**Supplied records**.
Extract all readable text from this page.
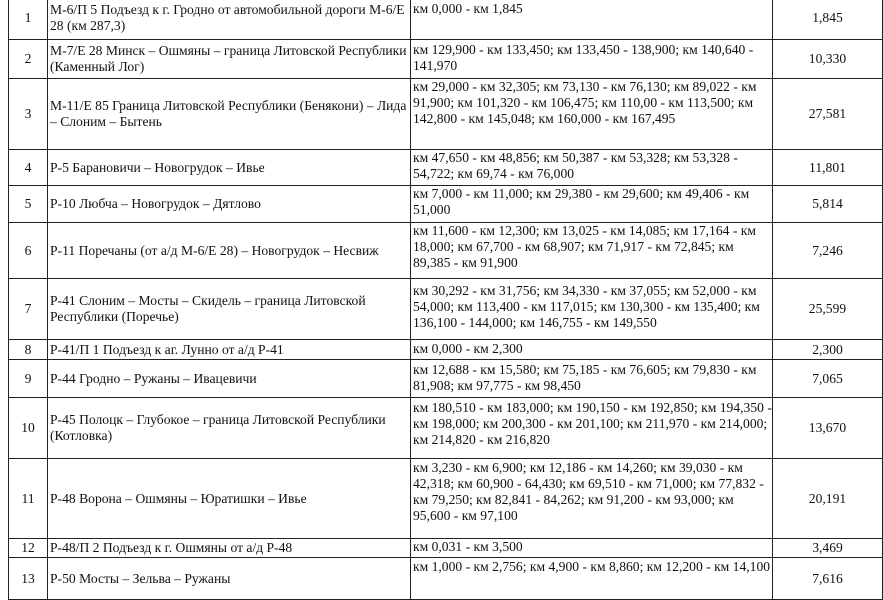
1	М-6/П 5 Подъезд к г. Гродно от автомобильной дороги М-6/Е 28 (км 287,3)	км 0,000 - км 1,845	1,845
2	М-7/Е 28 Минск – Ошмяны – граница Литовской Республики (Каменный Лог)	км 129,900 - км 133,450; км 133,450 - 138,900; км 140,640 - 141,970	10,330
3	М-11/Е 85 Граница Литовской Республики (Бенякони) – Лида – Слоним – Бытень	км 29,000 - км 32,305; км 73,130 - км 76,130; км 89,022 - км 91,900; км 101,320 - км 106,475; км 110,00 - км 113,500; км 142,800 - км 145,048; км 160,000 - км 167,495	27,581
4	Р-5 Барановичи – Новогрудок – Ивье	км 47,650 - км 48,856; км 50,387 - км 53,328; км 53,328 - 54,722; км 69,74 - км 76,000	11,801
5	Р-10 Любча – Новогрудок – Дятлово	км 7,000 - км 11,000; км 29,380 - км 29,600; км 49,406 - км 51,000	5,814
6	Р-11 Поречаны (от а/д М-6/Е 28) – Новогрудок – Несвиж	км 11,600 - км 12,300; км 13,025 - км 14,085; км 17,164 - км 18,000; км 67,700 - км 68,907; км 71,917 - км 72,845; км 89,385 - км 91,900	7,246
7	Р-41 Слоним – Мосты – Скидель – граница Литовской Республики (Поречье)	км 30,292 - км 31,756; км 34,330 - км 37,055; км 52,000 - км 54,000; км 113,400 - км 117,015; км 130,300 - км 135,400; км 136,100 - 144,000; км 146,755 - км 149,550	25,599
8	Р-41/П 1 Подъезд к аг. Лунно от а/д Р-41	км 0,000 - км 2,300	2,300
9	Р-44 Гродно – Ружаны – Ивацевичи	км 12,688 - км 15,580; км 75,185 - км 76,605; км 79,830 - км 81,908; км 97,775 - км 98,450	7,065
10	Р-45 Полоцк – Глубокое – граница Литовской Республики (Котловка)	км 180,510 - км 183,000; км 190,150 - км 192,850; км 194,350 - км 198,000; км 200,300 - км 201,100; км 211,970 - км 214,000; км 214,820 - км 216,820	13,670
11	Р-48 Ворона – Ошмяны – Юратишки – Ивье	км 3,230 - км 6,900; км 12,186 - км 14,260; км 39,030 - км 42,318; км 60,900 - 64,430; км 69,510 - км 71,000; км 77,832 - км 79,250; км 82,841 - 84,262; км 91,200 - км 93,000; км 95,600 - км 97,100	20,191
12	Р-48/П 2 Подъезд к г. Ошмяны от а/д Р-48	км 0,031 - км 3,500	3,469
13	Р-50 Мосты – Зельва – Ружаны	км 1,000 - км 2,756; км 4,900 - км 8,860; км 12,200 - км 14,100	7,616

**Challenge**. Leave the pictures out and reproduce each record exactly as written.

**Output of the task**.
Extract all readable text from this page.
1	М-6/П 5 Подъезд к г. Гродно от автомобильной дороги М-6/Е 28 (км 287,3)	км 0,000 - км 1,845	1,845
2	М-7/Е 28 Минск – Ошмяны – граница Литовской Республики (Каменный Лог)	км 129,900 - км 133,450; км 133,450 - 138,900; км 140,640 - 141,970	10,330
3	М-11/Е 85 Граница Литовской Республики (Бенякони) – Лида – Слоним – Бытень	км 29,000 - км 32,305; км 73,130 - км 76,130; км 89,022 - км 91,900; км 101,320 - км 106,475; км 110,00 - км 113,500; км 142,800 - км 145,048; км 160,000 - км 167,495	27,581
4	Р-5 Барановичи – Новогрудок – Ивье	км 47,650 - км 48,856; км 50,387 - км 53,328; км 53,328 - 54,722; км 69,74 - км 76,000	11,801
5	Р-10 Любча – Новогрудок – Дятлово	км 7,000 - км 11,000; км 29,380 - км 29,600; км 49,406 - км 51,000	5,814
6	Р-11 Поречаны (от а/д М-6/Е 28) – Новогрудок – Несвиж	км 11,600 - км 12,300; км 13,025 - км 14,085; км 17,164 - км 18,000; км 67,700 - км 68,907; км 71,917 - км 72,845; км 89,385 - км 91,900	7,246
7	Р-41 Слоним – Мосты – Скидель – граница Литовской Республики (Поречье)	км 30,292 - км 31,756; км 34,330 - км 37,055; км 52,000 - км 54,000; км 113,400 - км 117,015; км 130,300 - км 135,400; км 136,100 - 144,000; км 146,755 - км 149,550	25,599
8	Р-41/П 1 Подъезд к аг. Лунно от а/д Р-41	км 0,000 - км 2,300	2,300
9	Р-44 Гродно – Ружаны – Ивацевичи	км 12,688 - км 15,580; км 75,185 - км 76,605; км 79,830 - км 81,908; км 97,775 - км 98,450	7,065
10	Р-45 Полоцк – Глубокое – граница Литовской Республики (Котловка)	км 180,510 - км 183,000; км 190,150 - км 192,850; км 194,350 - км 198,000; км 200,300 - км 201,100; км 211,970 - км 214,000; км 214,820 - км 216,820	13,670
11	Р-48 Ворона – Ошмяны – Юратишки – Ивье	км 3,230 - км 6,900; км 12,186 - км 14,260; км 39,030 - км 42,318; км 60,900 - 64,430; км 69,510 - км 71,000; км 77,832 - км 79,250; км 82,841 - 84,262; км 91,200 - км 93,000; км 95,600 - км 97,100	20,191
12	Р-48/П 2 Подъезд к г. Ошмяны от а/д Р-48	км 0,031 - км 3,500	3,469
13	Р-50 Мосты – Зельва – Ружаны	км 1,000 - км 2,756; км 4,900 - км 8,860; км 12,200 - км 14,100	7,616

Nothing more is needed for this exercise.